Would you return the complete listing below word for word?

>>>>>

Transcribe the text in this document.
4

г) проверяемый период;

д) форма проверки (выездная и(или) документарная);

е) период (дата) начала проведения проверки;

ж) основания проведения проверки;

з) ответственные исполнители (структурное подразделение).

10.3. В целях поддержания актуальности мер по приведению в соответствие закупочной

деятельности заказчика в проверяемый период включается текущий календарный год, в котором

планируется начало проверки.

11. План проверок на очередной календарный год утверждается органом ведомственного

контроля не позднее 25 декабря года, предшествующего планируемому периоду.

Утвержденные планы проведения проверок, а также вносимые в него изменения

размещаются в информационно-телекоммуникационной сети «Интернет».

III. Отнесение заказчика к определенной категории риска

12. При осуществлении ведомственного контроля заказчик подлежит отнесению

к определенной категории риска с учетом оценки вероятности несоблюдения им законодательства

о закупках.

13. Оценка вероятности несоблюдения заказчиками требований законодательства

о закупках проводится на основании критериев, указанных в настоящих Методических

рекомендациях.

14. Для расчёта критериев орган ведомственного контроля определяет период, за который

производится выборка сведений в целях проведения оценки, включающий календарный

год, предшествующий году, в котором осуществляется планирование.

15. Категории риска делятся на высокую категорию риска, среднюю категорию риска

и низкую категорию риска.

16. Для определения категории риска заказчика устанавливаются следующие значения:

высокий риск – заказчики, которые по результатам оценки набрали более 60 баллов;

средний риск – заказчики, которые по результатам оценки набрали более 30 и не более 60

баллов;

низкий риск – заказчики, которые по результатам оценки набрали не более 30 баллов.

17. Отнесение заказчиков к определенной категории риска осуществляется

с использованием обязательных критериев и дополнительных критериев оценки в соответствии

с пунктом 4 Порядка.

<<<<<

Solution below »
Transcribe the text in this document.
4

г) проверяемый период;

д) форма проверки (выездная и(или) документарная);

е) период (дата) начала проведения проверки;

ж) основания проведения проверки;

з) ответственные исполнители (структурное подразделение).

10.3. В целях поддержания актуальности мер по приведению в соответствие закупочной

деятельности заказчика в проверяемый период включается текущий календарный год, в котором

планируется начало проверки.

11. План проверок на очередной календарный год утверждается органом ведомственного

контроля не позднее 25 декабря года, предшествующего планируемому периоду.

Утвержденные планы проведения проверок, а также вносимые в него изменения

размещаются в информационно-телекоммуникационной сети «Интернет».

III. Отнесение заказчика к определенной категории риска

12. При осуществлении ведомственного контроля заказчик подлежит отнесению

к определенной категории риска с учетом оценки вероятности несоблюдения им законодательства

о закупках.

13. Оценка вероятности несоблюдения заказчиками требований законодательства

о закупках проводится на основании критериев, указанных в настоящих Методических

рекомендациях.

14. Для расчёта критериев орган ведомственного контроля определяет период, за который

производится выборка сведений в целях проведения оценки, включающий календарный

год, предшествующий году, в котором осуществляется планирование.

15. Категории риска делятся на высокую категорию риска, среднюю категорию риска

и низкую категорию риска.

16. Для определения категории риска заказчика устанавливаются следующие значения:

высокий риск – заказчики, которые по результатам оценки набрали более 60 баллов;

средний риск – заказчики, которые по результатам оценки набрали более 30 и не более 60

баллов;

низкий риск – заказчики, которые по результатам оценки набрали не более 30 баллов.

17. Отнесение заказчиков к определенной категории риска осуществляется

с использованием обязательных критериев и дополнительных критериев оценки в соответствии

с пунктом 4 Порядка.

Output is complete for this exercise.